• WORK INSTRUCTIONS:
How many lines of the entries below include the word "науки"? Answer with the number alone.

• GIVEN RECORDS:
----

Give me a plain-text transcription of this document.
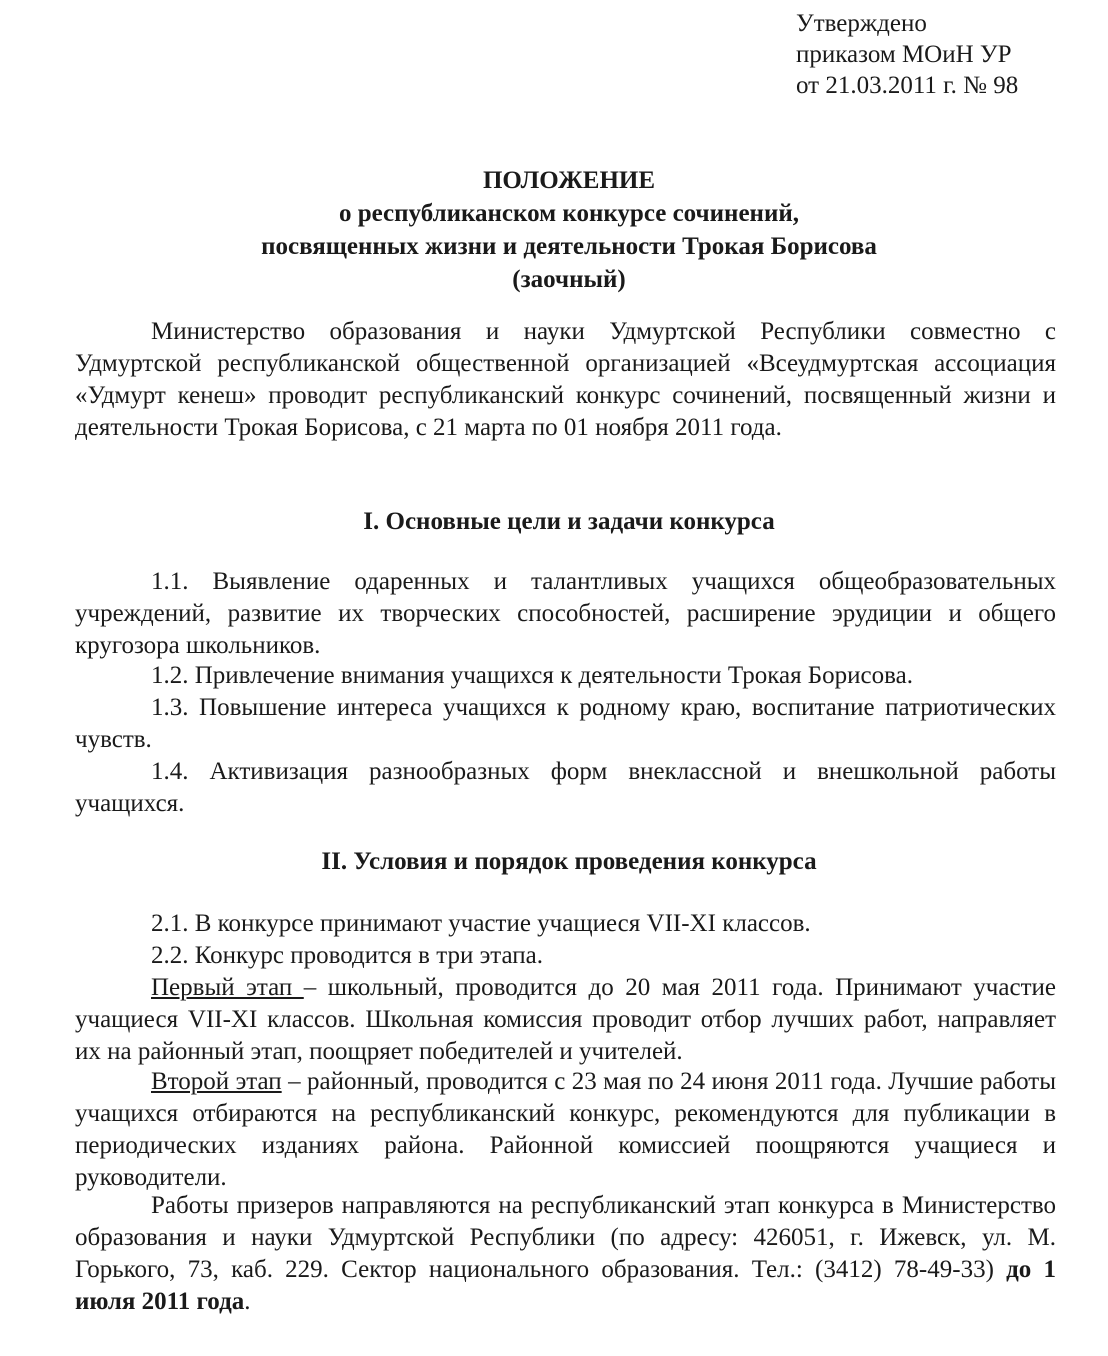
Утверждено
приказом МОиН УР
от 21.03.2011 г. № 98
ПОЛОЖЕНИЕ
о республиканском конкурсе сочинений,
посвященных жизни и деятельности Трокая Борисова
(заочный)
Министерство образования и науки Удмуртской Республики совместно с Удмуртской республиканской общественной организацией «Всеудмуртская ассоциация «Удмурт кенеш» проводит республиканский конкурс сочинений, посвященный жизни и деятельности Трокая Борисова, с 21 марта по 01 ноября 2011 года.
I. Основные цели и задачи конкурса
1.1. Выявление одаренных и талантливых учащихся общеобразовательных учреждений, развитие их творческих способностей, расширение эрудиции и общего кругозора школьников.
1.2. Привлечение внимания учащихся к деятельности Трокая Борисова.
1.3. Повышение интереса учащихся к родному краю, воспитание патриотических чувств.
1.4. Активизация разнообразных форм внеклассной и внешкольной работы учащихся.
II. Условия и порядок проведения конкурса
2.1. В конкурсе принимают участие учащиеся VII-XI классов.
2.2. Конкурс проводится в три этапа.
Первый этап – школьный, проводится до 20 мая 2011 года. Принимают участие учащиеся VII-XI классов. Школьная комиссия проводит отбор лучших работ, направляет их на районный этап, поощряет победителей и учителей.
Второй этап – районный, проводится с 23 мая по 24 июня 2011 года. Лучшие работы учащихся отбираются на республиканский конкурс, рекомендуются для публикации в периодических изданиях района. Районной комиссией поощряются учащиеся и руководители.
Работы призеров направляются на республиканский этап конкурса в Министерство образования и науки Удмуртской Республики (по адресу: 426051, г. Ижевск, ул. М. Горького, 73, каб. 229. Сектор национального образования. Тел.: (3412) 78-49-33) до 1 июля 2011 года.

----

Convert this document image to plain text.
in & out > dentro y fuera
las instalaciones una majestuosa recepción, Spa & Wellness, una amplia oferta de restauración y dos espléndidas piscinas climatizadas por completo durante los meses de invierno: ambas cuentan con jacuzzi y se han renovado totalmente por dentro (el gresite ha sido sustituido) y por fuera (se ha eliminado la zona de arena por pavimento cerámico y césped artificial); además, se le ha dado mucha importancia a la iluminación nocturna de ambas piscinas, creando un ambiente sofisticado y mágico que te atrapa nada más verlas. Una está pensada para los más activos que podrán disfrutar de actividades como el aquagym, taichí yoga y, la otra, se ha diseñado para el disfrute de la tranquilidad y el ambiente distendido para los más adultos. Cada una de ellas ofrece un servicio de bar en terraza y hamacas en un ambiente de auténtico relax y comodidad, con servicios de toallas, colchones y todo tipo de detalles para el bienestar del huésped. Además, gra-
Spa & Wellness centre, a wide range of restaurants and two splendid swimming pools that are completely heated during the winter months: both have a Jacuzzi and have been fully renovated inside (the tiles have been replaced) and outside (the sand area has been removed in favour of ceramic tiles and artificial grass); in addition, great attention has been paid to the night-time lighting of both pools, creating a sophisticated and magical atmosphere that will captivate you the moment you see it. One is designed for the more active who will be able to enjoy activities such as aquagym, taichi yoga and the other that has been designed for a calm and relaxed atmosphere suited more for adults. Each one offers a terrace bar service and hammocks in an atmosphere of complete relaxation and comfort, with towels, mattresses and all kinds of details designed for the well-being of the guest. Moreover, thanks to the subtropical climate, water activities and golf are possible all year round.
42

----

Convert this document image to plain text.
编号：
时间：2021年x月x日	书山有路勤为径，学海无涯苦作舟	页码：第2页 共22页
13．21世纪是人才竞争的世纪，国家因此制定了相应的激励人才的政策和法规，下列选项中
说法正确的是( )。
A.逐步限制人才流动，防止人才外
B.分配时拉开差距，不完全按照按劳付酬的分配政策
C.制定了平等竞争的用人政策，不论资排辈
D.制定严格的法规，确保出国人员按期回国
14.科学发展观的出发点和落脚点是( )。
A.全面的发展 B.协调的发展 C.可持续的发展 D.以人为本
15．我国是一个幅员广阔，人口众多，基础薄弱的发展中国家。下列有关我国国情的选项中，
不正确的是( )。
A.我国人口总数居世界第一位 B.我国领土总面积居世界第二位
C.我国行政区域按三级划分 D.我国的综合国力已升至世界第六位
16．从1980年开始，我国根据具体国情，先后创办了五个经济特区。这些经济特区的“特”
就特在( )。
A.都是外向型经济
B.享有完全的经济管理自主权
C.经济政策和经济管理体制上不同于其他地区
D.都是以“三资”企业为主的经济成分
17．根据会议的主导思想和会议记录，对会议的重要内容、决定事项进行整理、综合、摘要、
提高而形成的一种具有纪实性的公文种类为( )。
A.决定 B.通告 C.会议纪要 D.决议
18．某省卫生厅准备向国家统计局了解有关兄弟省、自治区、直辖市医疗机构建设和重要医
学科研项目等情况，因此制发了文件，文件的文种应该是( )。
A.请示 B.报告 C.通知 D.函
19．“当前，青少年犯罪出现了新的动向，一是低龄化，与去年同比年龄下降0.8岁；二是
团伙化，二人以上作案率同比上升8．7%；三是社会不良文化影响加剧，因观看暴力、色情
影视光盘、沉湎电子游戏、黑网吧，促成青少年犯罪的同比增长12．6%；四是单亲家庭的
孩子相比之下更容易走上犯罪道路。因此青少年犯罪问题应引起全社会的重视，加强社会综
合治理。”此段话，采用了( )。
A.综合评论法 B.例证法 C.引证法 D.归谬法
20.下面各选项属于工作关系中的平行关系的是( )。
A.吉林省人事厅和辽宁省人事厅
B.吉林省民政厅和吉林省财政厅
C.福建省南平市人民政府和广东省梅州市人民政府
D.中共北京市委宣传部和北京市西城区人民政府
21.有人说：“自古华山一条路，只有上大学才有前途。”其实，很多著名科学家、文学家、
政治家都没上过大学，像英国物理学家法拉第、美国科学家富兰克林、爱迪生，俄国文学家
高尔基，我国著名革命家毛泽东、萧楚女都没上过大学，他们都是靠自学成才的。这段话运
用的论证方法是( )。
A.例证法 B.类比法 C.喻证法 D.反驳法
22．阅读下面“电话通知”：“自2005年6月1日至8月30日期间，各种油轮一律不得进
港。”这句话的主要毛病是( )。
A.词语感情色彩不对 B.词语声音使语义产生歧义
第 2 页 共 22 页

----

• SOLUTION:
2